▶ _Directions_:
1) Please summarize the essay below on not believing in God in two sentences.
2) Translate this sentence from the essay below on not believing in God into Spanish: "Science can neither prove nor disprove religion."

▶ _Provided text_:
begin

I hope you’ll get something out of this even if you disagree with me.

 

I don’t believe in God or heaven and never will. Why?  Well...

 

I was raised in a somewhat religious family, but it was never pressed upon me. I've been exposed mostly to Buddhist culture, so I know a little bit about spirituality.  But the fact remains that if you asked me what religion I am, I'd say...none.  Except that I do agree with many Buddhist teachings and beliefs.  Though I'm not sure I believe in all of them enough to really call myself a Buddhist.  More on that later (maybe another article about it).

Now on to why I don't believe in the concept of God in general. 

 

I'm going to argue my point on principles and values rather than logic.  Why? First of all, the logic argument has been beaten to death.  More than once.  And second, I don't think it’s fair, OR logical to argue against religion using logic.  Now that wasn’t an insult to religion.  I mean that religion exists in a dimension separate from physical logic.  Science can neither prove nor disprove religion.  They exist in mutually exclusive dimensions.  Science occupies the physical and tangible.  Religion occupies the mental and spiritual.  Science is empirically based (observable by the senses), while religion is non-empirically based. Can science prove that God exists or did exist?  No.  But can it prove that God does not exist?  Nope, can't do that either.  Just because there is no tangible evidence of something does not mean that it never existed.  And the argument goes on in circles.

end

▶ _Rows_:
begin

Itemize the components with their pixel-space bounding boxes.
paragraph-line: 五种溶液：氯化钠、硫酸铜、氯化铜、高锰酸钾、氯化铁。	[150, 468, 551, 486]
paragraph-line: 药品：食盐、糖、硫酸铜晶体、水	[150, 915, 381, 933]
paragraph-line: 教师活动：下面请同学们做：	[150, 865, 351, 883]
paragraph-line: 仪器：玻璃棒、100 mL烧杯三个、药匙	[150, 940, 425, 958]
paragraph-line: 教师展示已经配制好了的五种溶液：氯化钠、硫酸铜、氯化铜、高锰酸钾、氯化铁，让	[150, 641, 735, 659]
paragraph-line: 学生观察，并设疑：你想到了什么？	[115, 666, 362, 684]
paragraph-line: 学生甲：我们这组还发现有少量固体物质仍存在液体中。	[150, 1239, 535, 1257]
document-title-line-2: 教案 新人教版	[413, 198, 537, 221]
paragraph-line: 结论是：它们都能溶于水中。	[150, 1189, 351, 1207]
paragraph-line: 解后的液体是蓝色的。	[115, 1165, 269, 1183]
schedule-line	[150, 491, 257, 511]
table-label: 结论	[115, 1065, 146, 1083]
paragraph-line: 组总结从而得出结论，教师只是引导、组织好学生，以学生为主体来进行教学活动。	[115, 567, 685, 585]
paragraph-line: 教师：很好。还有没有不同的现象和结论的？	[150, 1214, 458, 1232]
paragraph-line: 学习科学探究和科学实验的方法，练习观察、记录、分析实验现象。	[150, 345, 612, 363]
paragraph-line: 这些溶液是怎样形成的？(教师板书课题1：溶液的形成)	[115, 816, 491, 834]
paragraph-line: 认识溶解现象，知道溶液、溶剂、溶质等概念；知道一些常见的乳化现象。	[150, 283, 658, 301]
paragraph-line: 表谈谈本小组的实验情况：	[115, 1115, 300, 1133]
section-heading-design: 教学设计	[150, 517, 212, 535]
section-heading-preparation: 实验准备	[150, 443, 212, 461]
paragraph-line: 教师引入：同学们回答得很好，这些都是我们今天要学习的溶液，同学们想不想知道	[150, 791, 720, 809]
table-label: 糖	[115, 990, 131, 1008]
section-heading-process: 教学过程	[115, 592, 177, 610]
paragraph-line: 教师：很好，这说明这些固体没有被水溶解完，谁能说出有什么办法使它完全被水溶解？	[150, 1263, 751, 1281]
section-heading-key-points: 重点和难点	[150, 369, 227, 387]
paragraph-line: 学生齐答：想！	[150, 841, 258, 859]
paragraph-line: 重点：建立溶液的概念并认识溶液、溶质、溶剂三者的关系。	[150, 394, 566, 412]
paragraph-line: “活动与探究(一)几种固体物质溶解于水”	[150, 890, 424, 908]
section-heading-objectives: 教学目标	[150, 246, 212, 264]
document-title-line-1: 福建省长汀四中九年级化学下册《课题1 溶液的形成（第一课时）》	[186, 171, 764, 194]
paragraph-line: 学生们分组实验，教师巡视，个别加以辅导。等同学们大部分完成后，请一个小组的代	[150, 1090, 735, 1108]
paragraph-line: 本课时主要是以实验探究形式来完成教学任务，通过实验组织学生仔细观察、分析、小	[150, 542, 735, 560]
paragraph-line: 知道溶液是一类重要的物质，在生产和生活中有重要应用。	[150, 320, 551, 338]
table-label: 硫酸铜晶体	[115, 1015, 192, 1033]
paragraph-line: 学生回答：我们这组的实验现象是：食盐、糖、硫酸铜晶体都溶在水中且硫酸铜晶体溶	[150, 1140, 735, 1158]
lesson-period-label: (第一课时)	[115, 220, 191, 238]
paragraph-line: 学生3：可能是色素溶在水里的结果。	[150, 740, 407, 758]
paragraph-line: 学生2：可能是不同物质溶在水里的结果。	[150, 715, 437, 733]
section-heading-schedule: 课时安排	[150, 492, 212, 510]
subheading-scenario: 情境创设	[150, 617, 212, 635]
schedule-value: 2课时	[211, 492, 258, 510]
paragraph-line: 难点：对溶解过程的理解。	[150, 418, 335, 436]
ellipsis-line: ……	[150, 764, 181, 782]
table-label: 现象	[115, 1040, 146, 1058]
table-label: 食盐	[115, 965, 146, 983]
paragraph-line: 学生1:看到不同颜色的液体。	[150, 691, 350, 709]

end

▶ _Exercise solutions_:
1) The writer, raised in a somewhat religious family and exposed mostly to Buddhist culture, says they follow no religion and will never believe in God or heaven, though they agree with many Buddhist teachings. They choose to argue from principles and values rather than logic, holding that science and religion exist in mutually exclusive dimensions, so science can neither prove nor disprove God.

2) La ciencia no puede ni probar ni refutar la religión.